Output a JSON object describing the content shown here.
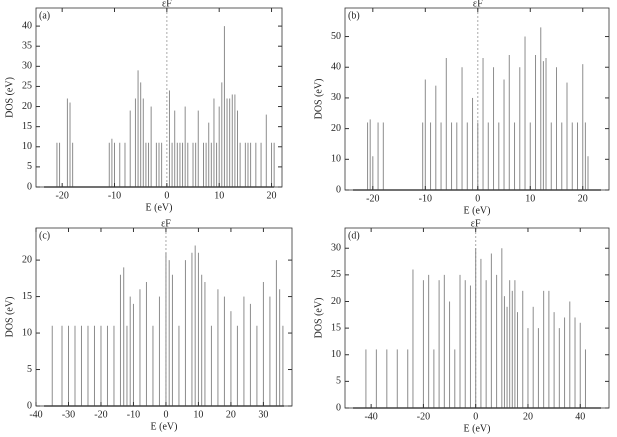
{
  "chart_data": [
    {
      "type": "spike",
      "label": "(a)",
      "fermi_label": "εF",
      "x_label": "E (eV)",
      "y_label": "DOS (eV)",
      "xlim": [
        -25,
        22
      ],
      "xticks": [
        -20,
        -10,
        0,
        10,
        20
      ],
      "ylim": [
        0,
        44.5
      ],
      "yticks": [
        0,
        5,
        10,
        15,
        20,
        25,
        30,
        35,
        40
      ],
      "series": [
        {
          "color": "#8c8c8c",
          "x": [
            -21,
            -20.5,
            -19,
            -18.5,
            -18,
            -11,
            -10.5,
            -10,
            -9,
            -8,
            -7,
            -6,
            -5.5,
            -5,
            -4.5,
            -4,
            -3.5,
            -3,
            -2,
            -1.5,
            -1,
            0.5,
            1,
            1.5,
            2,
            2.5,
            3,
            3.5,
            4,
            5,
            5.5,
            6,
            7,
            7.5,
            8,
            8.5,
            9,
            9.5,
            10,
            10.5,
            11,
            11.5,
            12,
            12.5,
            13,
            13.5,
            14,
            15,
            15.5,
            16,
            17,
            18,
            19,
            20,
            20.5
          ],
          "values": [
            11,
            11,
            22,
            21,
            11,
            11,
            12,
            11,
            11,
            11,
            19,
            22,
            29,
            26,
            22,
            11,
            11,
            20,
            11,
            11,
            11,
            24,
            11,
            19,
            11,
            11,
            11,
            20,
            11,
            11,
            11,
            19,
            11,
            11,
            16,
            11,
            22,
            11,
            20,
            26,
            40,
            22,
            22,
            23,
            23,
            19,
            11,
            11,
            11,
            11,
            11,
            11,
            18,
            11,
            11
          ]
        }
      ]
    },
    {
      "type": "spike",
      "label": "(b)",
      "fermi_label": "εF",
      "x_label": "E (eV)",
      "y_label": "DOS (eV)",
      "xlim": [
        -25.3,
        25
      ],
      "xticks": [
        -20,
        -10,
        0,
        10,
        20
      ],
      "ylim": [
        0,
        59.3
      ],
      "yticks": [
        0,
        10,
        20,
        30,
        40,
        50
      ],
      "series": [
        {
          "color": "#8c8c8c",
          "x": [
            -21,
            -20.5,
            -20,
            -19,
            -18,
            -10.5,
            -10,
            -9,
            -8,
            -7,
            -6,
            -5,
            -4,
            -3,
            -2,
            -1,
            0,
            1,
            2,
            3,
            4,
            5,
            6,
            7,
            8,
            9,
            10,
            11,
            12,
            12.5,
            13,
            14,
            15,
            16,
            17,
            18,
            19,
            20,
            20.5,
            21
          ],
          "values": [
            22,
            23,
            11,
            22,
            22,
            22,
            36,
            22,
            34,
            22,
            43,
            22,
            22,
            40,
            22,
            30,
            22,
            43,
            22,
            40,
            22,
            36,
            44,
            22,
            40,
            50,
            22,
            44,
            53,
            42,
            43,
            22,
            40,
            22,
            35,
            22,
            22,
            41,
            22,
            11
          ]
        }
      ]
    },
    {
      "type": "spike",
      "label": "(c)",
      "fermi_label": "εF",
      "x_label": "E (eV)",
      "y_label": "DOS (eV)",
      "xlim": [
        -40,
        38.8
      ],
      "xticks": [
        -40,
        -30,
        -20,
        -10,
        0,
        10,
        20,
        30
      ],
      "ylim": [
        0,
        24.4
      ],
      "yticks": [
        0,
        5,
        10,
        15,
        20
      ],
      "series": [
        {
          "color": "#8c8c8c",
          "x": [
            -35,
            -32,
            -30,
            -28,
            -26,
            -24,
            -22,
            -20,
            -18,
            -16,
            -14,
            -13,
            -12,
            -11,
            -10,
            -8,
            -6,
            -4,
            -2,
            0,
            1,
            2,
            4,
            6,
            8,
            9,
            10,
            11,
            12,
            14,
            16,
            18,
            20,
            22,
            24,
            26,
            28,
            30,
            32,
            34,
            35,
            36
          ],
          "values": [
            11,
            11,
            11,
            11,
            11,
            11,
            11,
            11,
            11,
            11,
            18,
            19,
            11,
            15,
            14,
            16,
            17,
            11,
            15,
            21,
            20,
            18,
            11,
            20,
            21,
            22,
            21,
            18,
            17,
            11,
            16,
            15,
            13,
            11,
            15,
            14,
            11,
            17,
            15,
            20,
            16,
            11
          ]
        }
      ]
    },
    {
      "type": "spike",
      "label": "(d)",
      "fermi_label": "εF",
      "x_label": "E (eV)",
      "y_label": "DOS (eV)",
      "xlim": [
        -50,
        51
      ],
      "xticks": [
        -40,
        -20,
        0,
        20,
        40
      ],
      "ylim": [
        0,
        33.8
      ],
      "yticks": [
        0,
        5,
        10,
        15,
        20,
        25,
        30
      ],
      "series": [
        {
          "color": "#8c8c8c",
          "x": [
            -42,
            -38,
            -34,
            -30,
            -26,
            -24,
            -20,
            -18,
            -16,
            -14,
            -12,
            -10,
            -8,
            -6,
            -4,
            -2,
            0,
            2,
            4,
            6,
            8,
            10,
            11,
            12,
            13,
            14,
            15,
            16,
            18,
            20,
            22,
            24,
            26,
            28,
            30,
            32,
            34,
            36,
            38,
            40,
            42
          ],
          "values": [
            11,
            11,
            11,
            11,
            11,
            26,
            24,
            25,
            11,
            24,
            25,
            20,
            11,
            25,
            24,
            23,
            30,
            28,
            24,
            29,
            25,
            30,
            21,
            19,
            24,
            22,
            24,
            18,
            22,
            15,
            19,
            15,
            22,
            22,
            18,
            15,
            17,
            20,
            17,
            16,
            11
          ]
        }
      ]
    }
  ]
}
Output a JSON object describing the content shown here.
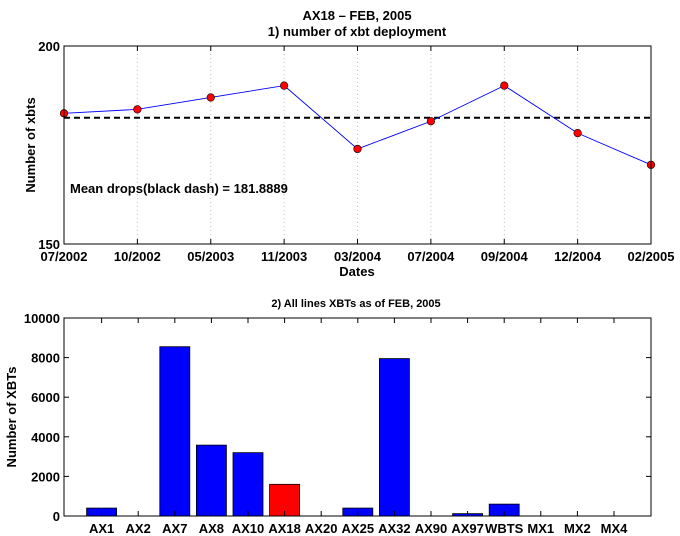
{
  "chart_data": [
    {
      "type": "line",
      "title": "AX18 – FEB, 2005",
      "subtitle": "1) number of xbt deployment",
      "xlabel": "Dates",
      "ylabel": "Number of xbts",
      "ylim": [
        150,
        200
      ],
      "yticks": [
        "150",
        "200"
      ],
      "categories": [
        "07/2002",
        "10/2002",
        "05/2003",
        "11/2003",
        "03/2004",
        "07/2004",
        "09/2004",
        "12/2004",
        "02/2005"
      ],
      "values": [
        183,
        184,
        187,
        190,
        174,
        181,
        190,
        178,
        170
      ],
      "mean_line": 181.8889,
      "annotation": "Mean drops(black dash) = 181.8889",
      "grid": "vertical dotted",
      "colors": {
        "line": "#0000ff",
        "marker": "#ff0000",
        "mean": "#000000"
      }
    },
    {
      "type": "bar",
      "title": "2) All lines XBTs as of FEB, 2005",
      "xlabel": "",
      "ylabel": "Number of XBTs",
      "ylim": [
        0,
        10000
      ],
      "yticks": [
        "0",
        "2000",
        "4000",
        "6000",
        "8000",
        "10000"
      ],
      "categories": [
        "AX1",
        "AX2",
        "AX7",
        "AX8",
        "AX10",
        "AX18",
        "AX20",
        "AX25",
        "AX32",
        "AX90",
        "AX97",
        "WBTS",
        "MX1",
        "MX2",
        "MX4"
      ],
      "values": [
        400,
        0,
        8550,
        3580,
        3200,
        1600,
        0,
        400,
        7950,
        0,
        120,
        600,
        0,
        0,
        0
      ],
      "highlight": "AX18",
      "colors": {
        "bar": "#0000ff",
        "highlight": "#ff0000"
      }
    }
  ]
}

■ **Problem description**: Copy each line of the records precisely and drop any images they hold.

■ **Task response**:
Output a JSON object describing the content shown here.
{
  "chart_data": [
    {
      "type": "spike",
      "label": "(a)",
      "fermi_label": "εF",
      "x_label": "E (eV)",
      "y_label": "DOS (eV)",
      "xlim": [
        -25,
        22
      ],
      "xticks": [
        -20,
        -10,
        0,
        10,
        20
      ],
      "ylim": [
        0,
        44.5
      ],
      "yticks": [
        0,
        5,
        10,
        15,
        20,
        25,
        30,
        35,
        40
      ],
      "series": [
        {
          "color": "#8c8c8c",
          "x": [
            -21,
            -20.5,
            -19,
            -18.5,
            -18,
            -11,
            -10.5,
            -10,
            -9,
            -8,
            -7,
            -6,
            -5.5,
            -5,
            -4.5,
            -4,
            -3.5,
            -3,
            -2,
            -1.5,
            -1,
            0.5,
            1,
            1.5,
            2,
            2.5,
            3,
            3.5,
            4,
            5,
            5.5,
            6,
            7,
            7.5,
            8,
            8.5,
            9,
            9.5,
            10,
            10.5,
            11,
            11.5,
            12,
            12.5,
            13,
            13.5,
            14,
            15,
            15.5,
            16,
            17,
            18,
            19,
            20,
            20.5
          ],
          "values": [
            11,
            11,
            22,
            21,
            11,
            11,
            12,
            11,
            11,
            11,
            19,
            22,
            29,
            26,
            22,
            11,
            11,
            20,
            11,
            11,
            11,
            24,
            11,
            19,
            11,
            11,
            11,
            20,
            11,
            11,
            11,
            19,
            11,
            11,
            16,
            11,
            22,
            11,
            20,
            26,
            40,
            22,
            22,
            23,
            23,
            19,
            11,
            11,
            11,
            11,
            11,
            11,
            18,
            11,
            11
          ]
        }
      ]
    },
    {
      "type": "spike",
      "label": "(b)",
      "fermi_label": "εF",
      "x_label": "E (eV)",
      "y_label": "DOS (eV)",
      "xlim": [
        -25.3,
        25
      ],
      "xticks": [
        -20,
        -10,
        0,
        10,
        20
      ],
      "ylim": [
        0,
        59.3
      ],
      "yticks": [
        0,
        10,
        20,
        30,
        40,
        50
      ],
      "series": [
        {
          "color": "#8c8c8c",
          "x": [
            -21,
            -20.5,
            -20,
            -19,
            -18,
            -10.5,
            -10,
            -9,
            -8,
            -7,
            -6,
            -5,
            -4,
            -3,
            -2,
            -1,
            0,
            1,
            2,
            3,
            4,
            5,
            6,
            7,
            8,
            9,
            10,
            11,
            12,
            12.5,
            13,
            14,
            15,
            16,
            17,
            18,
            19,
            20,
            20.5,
            21
          ],
          "values": [
            22,
            23,
            11,
            22,
            22,
            22,
            36,
            22,
            34,
            22,
            43,
            22,
            22,
            40,
            22,
            30,
            22,
            43,
            22,
            40,
            22,
            36,
            44,
            22,
            40,
            50,
            22,
            44,
            53,
            42,
            43,
            22,
            40,
            22,
            35,
            22,
            22,
            41,
            22,
            11
          ]
        }
      ]
    },
    {
      "type": "spike",
      "label": "(c)",
      "fermi_label": "εF",
      "x_label": "E (eV)",
      "y_label": "DOS (eV)",
      "xlim": [
        -40,
        38.8
      ],
      "xticks": [
        -40,
        -30,
        -20,
        -10,
        0,
        10,
        20,
        30
      ],
      "ylim": [
        0,
        24.4
      ],
      "yticks": [
        0,
        5,
        10,
        15,
        20
      ],
      "series": [
        {
          "color": "#8c8c8c",
          "x": [
            -35,
            -32,
            -30,
            -28,
            -26,
            -24,
            -22,
            -20,
            -18,
            -16,
            -14,
            -13,
            -12,
            -11,
            -10,
            -8,
            -6,
            -4,
            -2,
            0,
            1,
            2,
            4,
            6,
            8,
            9,
            10,
            11,
            12,
            14,
            16,
            18,
            20,
            22,
            24,
            26,
            28,
            30,
            32,
            34,
            35,
            36
          ],
          "values": [
            11,
            11,
            11,
            11,
            11,
            11,
            11,
            11,
            11,
            11,
            18,
            19,
            11,
            15,
            14,
            16,
            17,
            11,
            15,
            21,
            20,
            18,
            11,
            20,
            21,
            22,
            21,
            18,
            17,
            11,
            16,
            15,
            13,
            11,
            15,
            14,
            11,
            17,
            15,
            20,
            16,
            11
          ]
        }
      ]
    },
    {
      "type": "spike",
      "label": "(d)",
      "fermi_label": "εF",
      "x_label": "E (eV)",
      "y_label": "DOS (eV)",
      "xlim": [
        -50,
        51
      ],
      "xticks": [
        -40,
        -20,
        0,
        20,
        40
      ],
      "ylim": [
        0,
        33.8
      ],
      "yticks": [
        0,
        5,
        10,
        15,
        20,
        25,
        30
      ],
      "series": [
        {
          "color": "#8c8c8c",
          "x": [
            -42,
            -38,
            -34,
            -30,
            -26,
            -24,
            -20,
            -18,
            -16,
            -14,
            -12,
            -10,
            -8,
            -6,
            -4,
            -2,
            0,
            2,
            4,
            6,
            8,
            10,
            11,
            12,
            13,
            14,
            15,
            16,
            18,
            20,
            22,
            24,
            26,
            28,
            30,
            32,
            34,
            36,
            38,
            40,
            42
          ],
          "values": [
            11,
            11,
            11,
            11,
            11,
            26,
            24,
            25,
            11,
            24,
            25,
            20,
            11,
            25,
            24,
            23,
            30,
            28,
            24,
            29,
            25,
            30,
            21,
            19,
            24,
            22,
            24,
            18,
            22,
            15,
            19,
            15,
            22,
            22,
            18,
            15,
            17,
            20,
            17,
            16,
            11
          ]
        }
      ]
    }
  ]
}
Output a JSON object describing the content shown here.
{
  "chart_data": [
    {
      "type": "line",
      "title": "AX18 – FEB, 2005",
      "subtitle": "1) number of xbt deployment",
      "xlabel": "Dates",
      "ylabel": "Number of xbts",
      "ylim": [
        150,
        200
      ],
      "yticks": [
        "150",
        "200"
      ],
      "categories": [
        "07/2002",
        "10/2002",
        "05/2003",
        "11/2003",
        "03/2004",
        "07/2004",
        "09/2004",
        "12/2004",
        "02/2005"
      ],
      "values": [
        183,
        184,
        187,
        190,
        174,
        181,
        190,
        178,
        170
      ],
      "mean_line": 181.8889,
      "annotation": "Mean drops(black dash) = 181.8889",
      "grid": "vertical dotted",
      "colors": {
        "line": "#0000ff",
        "marker": "#ff0000",
        "mean": "#000000"
      }
    },
    {
      "type": "bar",
      "title": "2) All lines XBTs as of FEB, 2005",
      "xlabel": "",
      "ylabel": "Number of XBTs",
      "ylim": [
        0,
        10000
      ],
      "yticks": [
        "0",
        "2000",
        "4000",
        "6000",
        "8000",
        "10000"
      ],
      "categories": [
        "AX1",
        "AX2",
        "AX7",
        "AX8",
        "AX10",
        "AX18",
        "AX20",
        "AX25",
        "AX32",
        "AX90",
        "AX97",
        "WBTS",
        "MX1",
        "MX2",
        "MX4"
      ],
      "values": [
        400,
        0,
        8550,
        3580,
        3200,
        1600,
        0,
        400,
        7950,
        0,
        120,
        600,
        0,
        0,
        0
      ],
      "highlight": "AX18",
      "colors": {
        "bar": "#0000ff",
        "highlight": "#ff0000"
      }
    }
  ]
}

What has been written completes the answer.